=== Work required ===
Only the pictures are left out: repeat the rest of the entries exactly.

=== Provided records ===
====
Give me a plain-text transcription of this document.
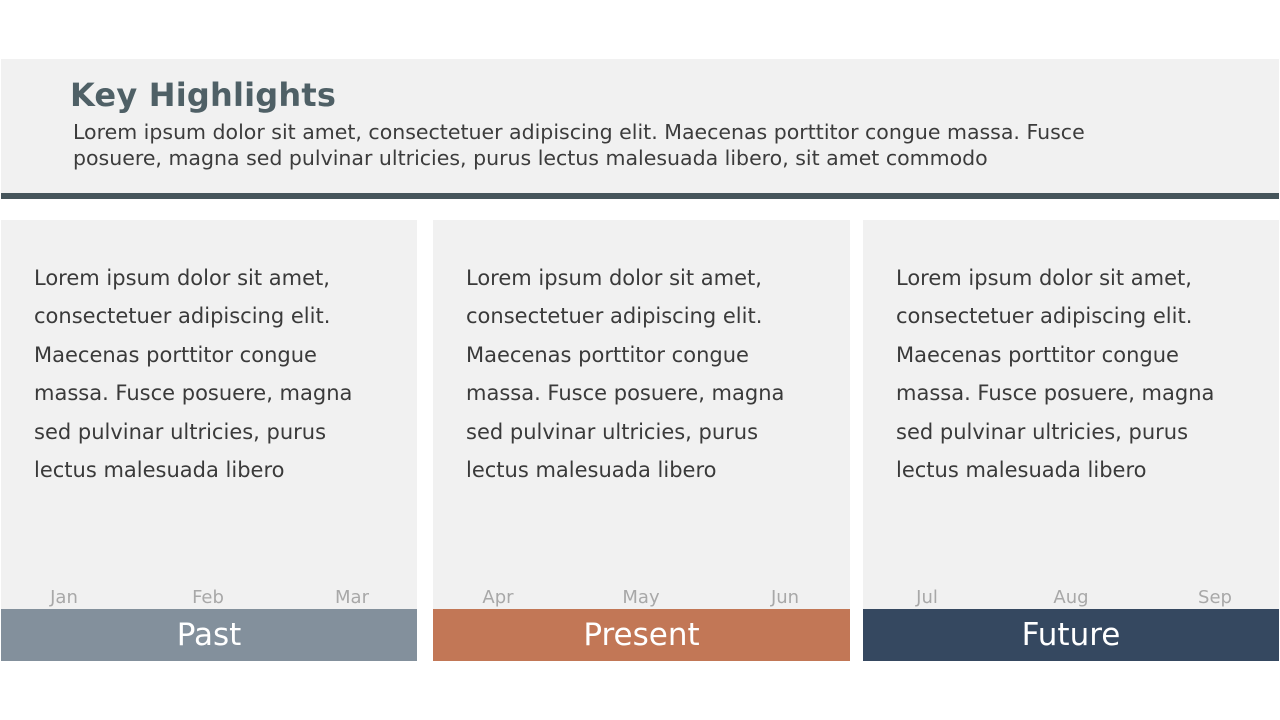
Key Highlights

Lorem ipsum dolor sit amet, consectetuer adipiscing elit. Maecenas porttitor congue massa. Fusce posuere, magna sed pulvinar ultricies, purus lectus malesuada libero, sit amet commodo

Lorem ipsum dolor sit amet, consectetuer adipiscing elit. Maecenas porttitor congue massa. Fusce posuere, magna sed pulvinar ultricies, purus lectus malesuada libero

Jan	Feb	Mar
Past

Lorem ipsum dolor sit amet, consectetuer adipiscing elit. Maecenas porttitor congue massa. Fusce posuere, magna sed pulvinar ultricies, purus lectus malesuada libero

Apr	May	Jun
Present

Lorem ipsum dolor sit amet, consectetuer adipiscing elit. Maecenas porttitor congue massa. Fusce posuere, magna sed pulvinar ultricies, purus lectus malesuada libero

Jul	Aug	Sep
Future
====
=== Response ===
Give me a plain-text transcription of this document.
Key Highlights

Lorem ipsum dolor sit amet, consectetuer adipiscing elit. Maecenas porttitor congue massa. Fusce posuere, magna sed pulvinar ultricies, purus lectus malesuada libero, sit amet commodo

Lorem ipsum dolor sit amet, consectetuer adipiscing elit. Maecenas porttitor congue massa. Fusce posuere, magna sed pulvinar ultricies, purus lectus malesuada libero

Jan	Feb	Mar
Past

Lorem ipsum dolor sit amet, consectetuer adipiscing elit. Maecenas porttitor congue massa. Fusce posuere, magna sed pulvinar ultricies, purus lectus malesuada libero

Apr	May	Jun
Present

Lorem ipsum dolor sit amet, consectetuer adipiscing elit. Maecenas porttitor congue massa. Fusce posuere, magna sed pulvinar ultricies, purus lectus malesuada libero

Jul	Aug	Sep
Future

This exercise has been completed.